Objective>
Could you transcribe the material below exactly, without leaving out a single line?

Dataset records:
——

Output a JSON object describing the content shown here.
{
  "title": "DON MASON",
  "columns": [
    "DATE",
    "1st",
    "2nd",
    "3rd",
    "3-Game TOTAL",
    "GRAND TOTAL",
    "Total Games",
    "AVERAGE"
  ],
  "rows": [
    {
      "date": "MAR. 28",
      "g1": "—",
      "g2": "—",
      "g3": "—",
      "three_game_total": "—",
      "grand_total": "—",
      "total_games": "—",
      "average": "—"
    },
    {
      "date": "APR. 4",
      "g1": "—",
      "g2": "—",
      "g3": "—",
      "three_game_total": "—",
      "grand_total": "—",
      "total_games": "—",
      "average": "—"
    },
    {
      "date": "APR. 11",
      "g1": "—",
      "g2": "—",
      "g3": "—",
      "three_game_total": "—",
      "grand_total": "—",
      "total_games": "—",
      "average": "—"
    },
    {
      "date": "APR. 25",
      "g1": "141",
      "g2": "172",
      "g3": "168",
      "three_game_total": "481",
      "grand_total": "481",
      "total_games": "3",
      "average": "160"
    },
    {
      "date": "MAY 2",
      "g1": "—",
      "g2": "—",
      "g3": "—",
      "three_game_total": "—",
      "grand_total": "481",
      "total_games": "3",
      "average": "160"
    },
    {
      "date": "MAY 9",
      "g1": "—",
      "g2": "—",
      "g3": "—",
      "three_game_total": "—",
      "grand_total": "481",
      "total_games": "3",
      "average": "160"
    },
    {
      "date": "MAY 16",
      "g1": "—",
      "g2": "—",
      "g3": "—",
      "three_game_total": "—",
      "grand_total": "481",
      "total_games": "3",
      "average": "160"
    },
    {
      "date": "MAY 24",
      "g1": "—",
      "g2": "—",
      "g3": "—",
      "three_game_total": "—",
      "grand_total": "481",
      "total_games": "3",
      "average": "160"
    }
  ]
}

——

The completed task>
Output a JSON object describing the content shown here.
{
  "title": "DON MASON",
  "columns": [
    "DATE",
    "1st",
    "2nd",
    "3rd",
    "3-Game TOTAL",
    "GRAND TOTAL",
    "Total Games",
    "AVERAGE"
  ],
  "rows": [
    {
      "date": "MAR. 28",
      "g1": "—",
      "g2": "—",
      "g3": "—",
      "three_game_total": "—",
      "grand_total": "—",
      "total_games": "—",
      "average": "—"
    },
    {
      "date": "APR. 4",
      "g1": "—",
      "g2": "—",
      "g3": "—",
      "three_game_total": "—",
      "grand_total": "—",
      "total_games": "—",
      "average": "—"
    },
    {
      "date": "APR. 11",
      "g1": "—",
      "g2": "—",
      "g3": "—",
      "three_game_total": "—",
      "grand_total": "—",
      "total_games": "—",
      "average": "—"
    },
    {
      "date": "APR. 25",
      "g1": "141",
      "g2": "172",
      "g3": "168",
      "three_game_total": "481",
      "grand_total": "481",
      "total_games": "3",
      "average": "160"
    },
    {
      "date": "MAY 2",
      "g1": "—",
      "g2": "—",
      "g3": "—",
      "three_game_total": "—",
      "grand_total": "481",
      "total_games": "3",
      "average": "160"
    },
    {
      "date": "MAY 9",
      "g1": "—",
      "g2": "—",
      "g3": "—",
      "three_game_total": "—",
      "grand_total": "481",
      "total_games": "3",
      "average": "160"
    },
    {
      "date": "MAY 16",
      "g1": "—",
      "g2": "—",
      "g3": "—",
      "three_game_total": "—",
      "grand_total": "481",
      "total_games": "3",
      "average": "160"
    },
    {
      "date": "MAY 24",
      "g1": "—",
      "g2": "—",
      "g3": "—",
      "three_game_total": "—",
      "grand_total": "481",
      "total_games": "3",
      "average": "160"
    }
  ]
}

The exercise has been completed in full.